**TASK INPUTS:**
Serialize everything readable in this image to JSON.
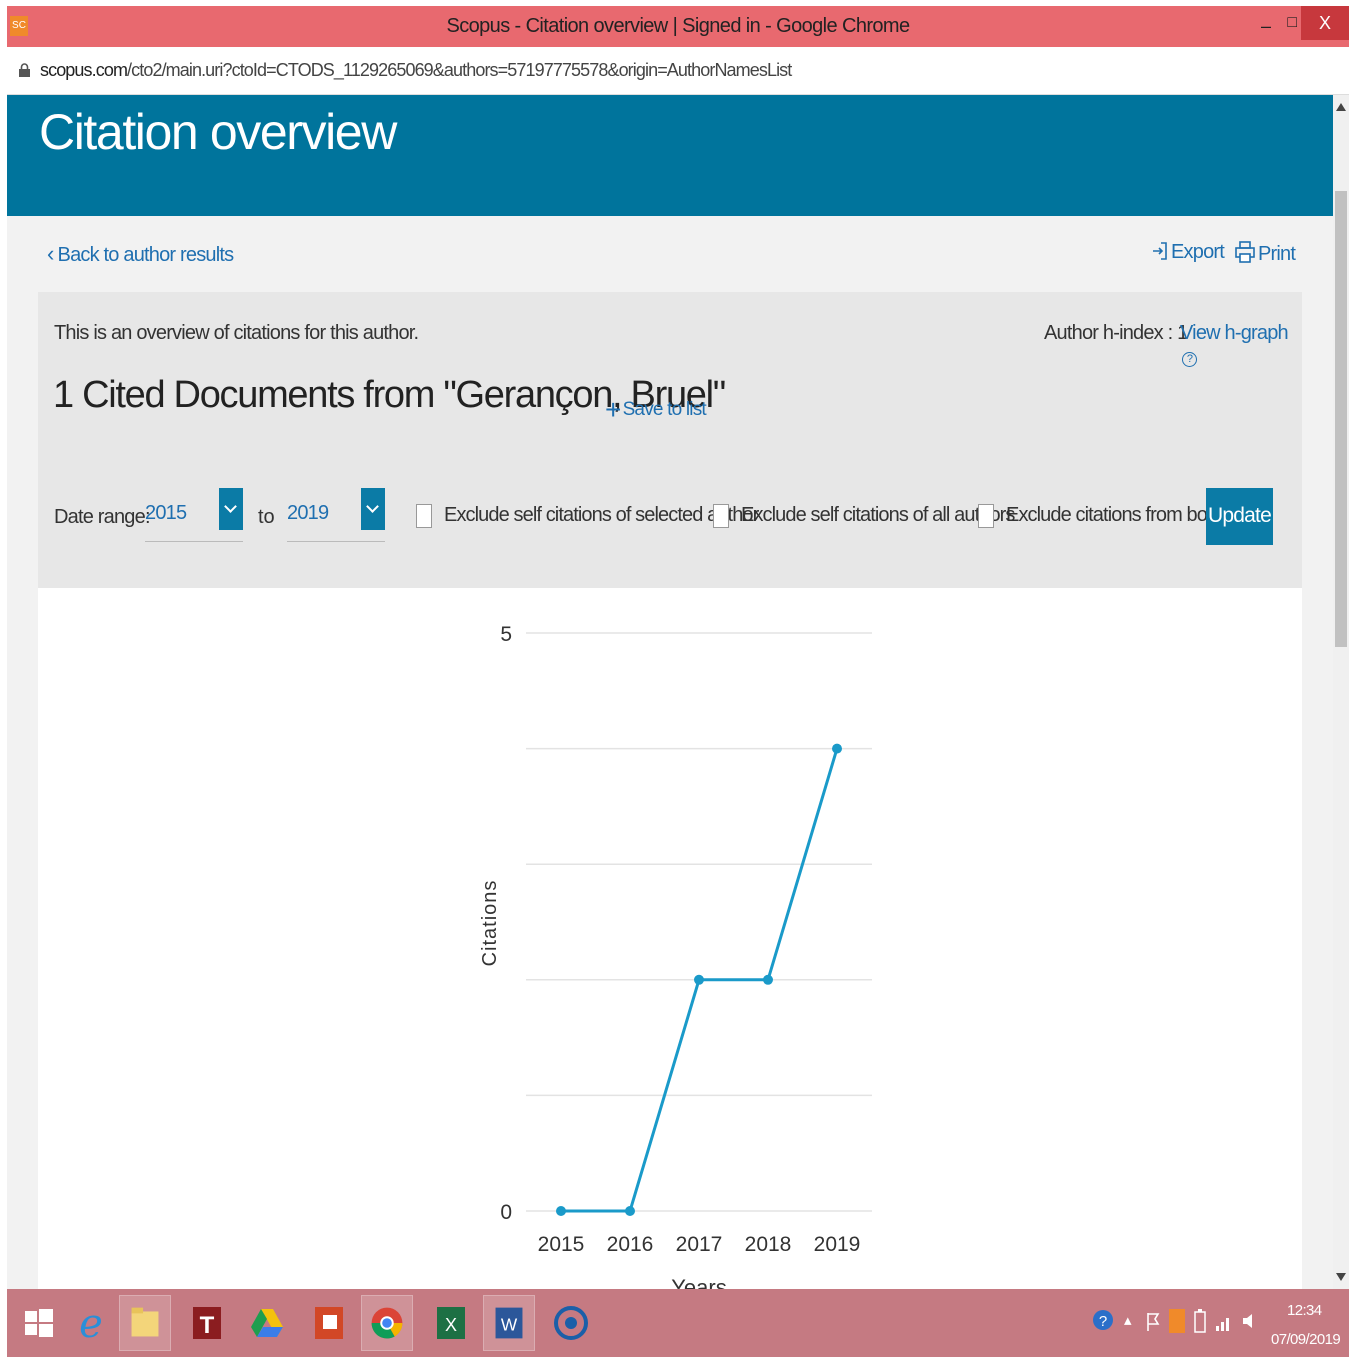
{
  "window": {
    "title": "Scopus - Citation overview | Signed in - Google Chrome",
    "app_icon_label": "SC",
    "minimize_label": "–",
    "maximize_label": "□",
    "close_label": "X"
  },
  "address_bar": {
    "domain": "scopus.com",
    "path": "/cto2/main.uri?ctoId=CTODS_1129265069&authors=57197775578&origin=AuthorNamesList"
  },
  "page": {
    "banner_title": "Citation overview",
    "back_link": "Back to author results",
    "export_label": "Export",
    "print_label": "Print"
  },
  "overview": {
    "description": "This is an overview of citations for this author.",
    "hindex_label": "Author h-index : 1",
    "hgraph_label": "View h-graph",
    "heading": "1 Cited Documents from  \"Gerançon, Bruel\"",
    "save_label": "Save to list"
  },
  "filters": {
    "date_range_label": "Date range:",
    "from_value": "2015",
    "to_label": "to",
    "to_value": "2019",
    "exclude_selected_author": "Exclude self citations of selected author",
    "exclude_all_authors": "Exclude self citations of all authors",
    "exclude_books": "Exclude citations from books",
    "update_label": "Update",
    "exclude_selected_author_checked": false,
    "exclude_all_authors_checked": false,
    "exclude_books_checked": false
  },
  "chart_data": {
    "type": "line",
    "categories": [
      "2015",
      "2016",
      "2017",
      "2018",
      "2019"
    ],
    "series": [
      {
        "values": [
          0,
          0,
          2,
          2,
          4
        ]
      }
    ],
    "xlabel": "Years",
    "ylabel": "Citations",
    "ylim": [
      0,
      5
    ],
    "y_tick_labels": [
      "0",
      "5"
    ],
    "grid": true,
    "color": "#1a9ac9"
  },
  "taskbar": {
    "time": "12:34",
    "date": "07/09/2019",
    "accent": "#c57a82"
  }
}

**WRITTEN PROBLEM:**
Exclude the pictures and repeat every other part of the records word for word.

**WRITTEN RESPONSE:**
Serialize everything readable in this image to JSON.
{
  "window": {
    "title": "Scopus - Citation overview | Signed in - Google Chrome",
    "app_icon_label": "SC",
    "minimize_label": "–",
    "maximize_label": "□",
    "close_label": "X"
  },
  "address_bar": {
    "domain": "scopus.com",
    "path": "/cto2/main.uri?ctoId=CTODS_1129265069&authors=57197775578&origin=AuthorNamesList"
  },
  "page": {
    "banner_title": "Citation overview",
    "back_link": "Back to author results",
    "export_label": "Export",
    "print_label": "Print"
  },
  "overview": {
    "description": "This is an overview of citations for this author.",
    "hindex_label": "Author h-index : 1",
    "hgraph_label": "View h-graph",
    "heading": "1 Cited Documents from  \"Gerançon, Bruel\"",
    "save_label": "Save to list"
  },
  "filters": {
    "date_range_label": "Date range:",
    "from_value": "2015",
    "to_label": "to",
    "to_value": "2019",
    "exclude_selected_author": "Exclude self citations of selected author",
    "exclude_all_authors": "Exclude self citations of all authors",
    "exclude_books": "Exclude citations from books",
    "update_label": "Update",
    "exclude_selected_author_checked": false,
    "exclude_all_authors_checked": false,
    "exclude_books_checked": false
  },
  "chart_data": {
    "type": "line",
    "categories": [
      "2015",
      "2016",
      "2017",
      "2018",
      "2019"
    ],
    "series": [
      {
        "values": [
          0,
          0,
          2,
          2,
          4
        ]
      }
    ],
    "xlabel": "Years",
    "ylabel": "Citations",
    "ylim": [
      0,
      5
    ],
    "y_tick_labels": [
      "0",
      "5"
    ],
    "grid": true,
    "color": "#1a9ac9"
  },
  "taskbar": {
    "time": "12:34",
    "date": "07/09/2019",
    "accent": "#c57a82"
  }
}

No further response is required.